* [DATA FOR THIS TASK]
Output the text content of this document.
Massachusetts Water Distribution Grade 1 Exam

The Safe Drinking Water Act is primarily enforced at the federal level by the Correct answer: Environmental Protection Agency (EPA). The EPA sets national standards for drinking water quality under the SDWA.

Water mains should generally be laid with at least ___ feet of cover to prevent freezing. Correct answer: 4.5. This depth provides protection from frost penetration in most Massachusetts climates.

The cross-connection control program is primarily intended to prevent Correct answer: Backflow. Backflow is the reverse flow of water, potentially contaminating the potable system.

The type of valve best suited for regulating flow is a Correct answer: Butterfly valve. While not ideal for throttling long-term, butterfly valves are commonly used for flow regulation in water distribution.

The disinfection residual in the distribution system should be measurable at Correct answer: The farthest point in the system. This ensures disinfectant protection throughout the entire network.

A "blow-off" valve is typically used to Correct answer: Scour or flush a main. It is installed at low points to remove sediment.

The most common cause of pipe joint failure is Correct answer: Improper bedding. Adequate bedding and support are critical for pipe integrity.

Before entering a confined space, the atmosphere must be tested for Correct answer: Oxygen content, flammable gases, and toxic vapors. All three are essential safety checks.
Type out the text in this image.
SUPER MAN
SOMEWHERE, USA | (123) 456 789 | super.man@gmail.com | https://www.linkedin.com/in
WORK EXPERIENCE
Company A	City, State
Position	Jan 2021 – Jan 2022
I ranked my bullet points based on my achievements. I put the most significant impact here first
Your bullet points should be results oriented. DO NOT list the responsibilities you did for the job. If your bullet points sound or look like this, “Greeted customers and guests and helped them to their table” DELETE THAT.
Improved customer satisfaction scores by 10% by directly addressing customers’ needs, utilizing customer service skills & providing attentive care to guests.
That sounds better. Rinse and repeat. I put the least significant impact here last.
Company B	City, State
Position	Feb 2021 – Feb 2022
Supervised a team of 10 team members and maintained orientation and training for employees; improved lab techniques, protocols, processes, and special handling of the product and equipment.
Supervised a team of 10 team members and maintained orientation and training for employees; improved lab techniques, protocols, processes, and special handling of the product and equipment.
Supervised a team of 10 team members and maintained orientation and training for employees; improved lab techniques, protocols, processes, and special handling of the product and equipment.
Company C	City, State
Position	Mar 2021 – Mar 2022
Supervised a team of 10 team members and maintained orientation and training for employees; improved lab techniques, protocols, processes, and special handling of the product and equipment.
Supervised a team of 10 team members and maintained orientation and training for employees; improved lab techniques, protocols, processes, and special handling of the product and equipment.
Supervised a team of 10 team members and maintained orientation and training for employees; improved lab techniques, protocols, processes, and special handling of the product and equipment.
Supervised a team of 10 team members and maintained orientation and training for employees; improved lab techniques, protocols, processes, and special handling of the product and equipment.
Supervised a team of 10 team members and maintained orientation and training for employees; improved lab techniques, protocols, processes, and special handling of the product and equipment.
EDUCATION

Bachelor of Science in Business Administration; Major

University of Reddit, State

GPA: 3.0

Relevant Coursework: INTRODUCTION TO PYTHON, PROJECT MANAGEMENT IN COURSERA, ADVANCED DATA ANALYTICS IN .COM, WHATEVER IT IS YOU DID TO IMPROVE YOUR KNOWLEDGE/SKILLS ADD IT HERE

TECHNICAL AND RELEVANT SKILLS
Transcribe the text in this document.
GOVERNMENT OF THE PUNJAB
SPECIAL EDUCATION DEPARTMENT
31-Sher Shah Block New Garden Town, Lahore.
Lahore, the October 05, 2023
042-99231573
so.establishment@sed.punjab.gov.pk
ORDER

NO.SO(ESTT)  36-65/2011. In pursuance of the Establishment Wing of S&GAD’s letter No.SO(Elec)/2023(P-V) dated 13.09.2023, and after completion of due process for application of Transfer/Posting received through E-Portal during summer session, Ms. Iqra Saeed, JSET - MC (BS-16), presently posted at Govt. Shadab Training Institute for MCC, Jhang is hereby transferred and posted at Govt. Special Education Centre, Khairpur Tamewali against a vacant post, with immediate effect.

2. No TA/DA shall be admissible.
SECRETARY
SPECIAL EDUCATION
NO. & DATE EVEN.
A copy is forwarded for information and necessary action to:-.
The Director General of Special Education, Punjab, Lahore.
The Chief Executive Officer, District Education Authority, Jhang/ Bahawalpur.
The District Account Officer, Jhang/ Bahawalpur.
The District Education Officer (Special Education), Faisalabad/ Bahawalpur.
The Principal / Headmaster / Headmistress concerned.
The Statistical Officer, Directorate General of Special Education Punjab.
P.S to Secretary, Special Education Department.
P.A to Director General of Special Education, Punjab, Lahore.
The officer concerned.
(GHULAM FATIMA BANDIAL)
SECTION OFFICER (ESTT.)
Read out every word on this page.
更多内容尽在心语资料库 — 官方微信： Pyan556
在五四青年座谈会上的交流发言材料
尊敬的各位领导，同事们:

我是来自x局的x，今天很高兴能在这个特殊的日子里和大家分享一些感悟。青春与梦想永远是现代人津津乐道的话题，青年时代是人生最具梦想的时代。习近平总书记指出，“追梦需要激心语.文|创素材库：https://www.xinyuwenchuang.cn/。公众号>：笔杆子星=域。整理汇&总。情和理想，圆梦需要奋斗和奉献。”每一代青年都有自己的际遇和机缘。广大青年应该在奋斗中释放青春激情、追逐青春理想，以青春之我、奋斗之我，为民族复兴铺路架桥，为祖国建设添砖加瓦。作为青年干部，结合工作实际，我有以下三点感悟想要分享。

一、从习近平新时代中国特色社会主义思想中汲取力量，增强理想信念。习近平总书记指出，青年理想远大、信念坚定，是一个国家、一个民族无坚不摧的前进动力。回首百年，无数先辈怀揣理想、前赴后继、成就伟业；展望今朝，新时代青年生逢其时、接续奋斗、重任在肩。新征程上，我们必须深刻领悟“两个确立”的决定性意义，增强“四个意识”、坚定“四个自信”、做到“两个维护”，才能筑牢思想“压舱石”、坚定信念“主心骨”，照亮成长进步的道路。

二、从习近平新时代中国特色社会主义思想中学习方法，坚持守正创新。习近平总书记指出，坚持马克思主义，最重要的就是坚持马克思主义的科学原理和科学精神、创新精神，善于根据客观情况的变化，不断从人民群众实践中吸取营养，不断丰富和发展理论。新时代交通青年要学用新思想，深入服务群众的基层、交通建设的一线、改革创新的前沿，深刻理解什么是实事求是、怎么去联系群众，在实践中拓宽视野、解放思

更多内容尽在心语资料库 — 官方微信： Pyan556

* [EXERCISE AIM]
From the data above, gather every line that includes the word "flow".

* [TASK SOLUTION]
The cross-connection control program is primarily intended to prevent Correct answer: Backflow. Backflow is the reverse flow of water, potentially contaminating the potable system.
The type of valve best suited for regulating flow is a Correct answer: Butterfly valve. While not ideal for throttling long-term, butterfly valves are commonly used for flow regulation in water distribution.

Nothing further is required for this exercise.